## PROBLEM
Identify and copy all lines of the material where the string "arrow" is found.

┏━━

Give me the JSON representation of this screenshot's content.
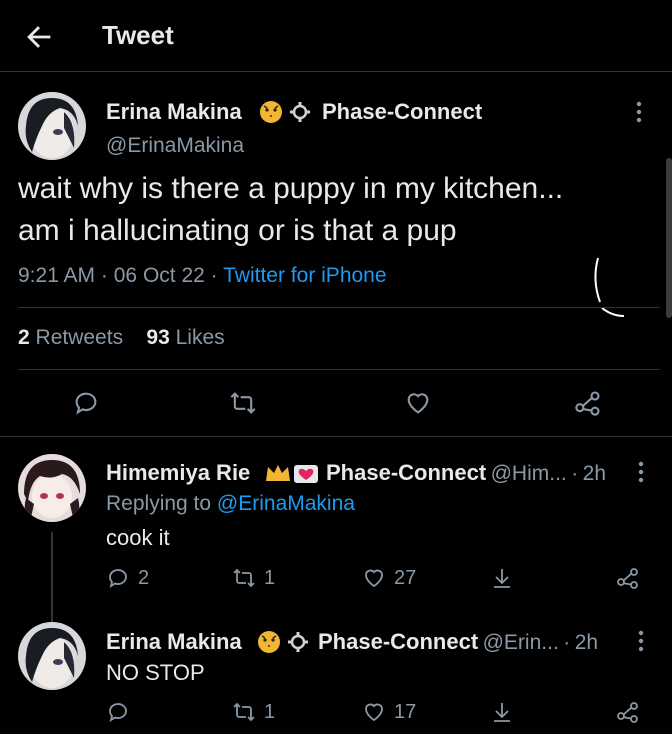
{
  "header": {
    "title": "Tweet"
  },
  "main_tweet": {
    "name": "Erina Makina",
    "badge_text": "Phase-Connect",
    "handle": "@ErinaMakina",
    "text_line1": "wait why is there a puppy in my kitchen...",
    "text_line2": "am i hallucinating or is that a pup",
    "time": "9:21 AM",
    "date": "06 Oct 22",
    "source": "Twitter for iPhone",
    "retweets_count": "2",
    "retweets_label": "Retweets",
    "likes_count": "93",
    "likes_label": "Likes"
  },
  "replies": [
    {
      "name": "Himemiya Rie",
      "badge_text": "Phase-Connect",
      "handle": "@Him...",
      "time": "2h",
      "replying_label": "Replying to",
      "replying_to": "@ErinaMakina",
      "text": "cook it",
      "reply_count": "2",
      "retweet_count": "1",
      "like_count": "27"
    },
    {
      "name": "Erina Makina",
      "badge_text": "Phase-Connect",
      "handle": "@Erin...",
      "time": "2h",
      "text": "NO STOP",
      "retweet_count": "1",
      "like_count": "17"
    }
  ],
  "separator": "·",
  "icons": {
    "back": "back-arrow-icon",
    "reply": "reply-icon",
    "retweet": "retweet-icon",
    "like": "heart-icon",
    "share": "share-icon",
    "download": "download-arrow-icon",
    "more": "more-vertical-icon"
  }
}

┗━━

## SOLUTION FOR THIS TASK
    "back": "back-arrow-icon",
    "download": "download-arrow-icon",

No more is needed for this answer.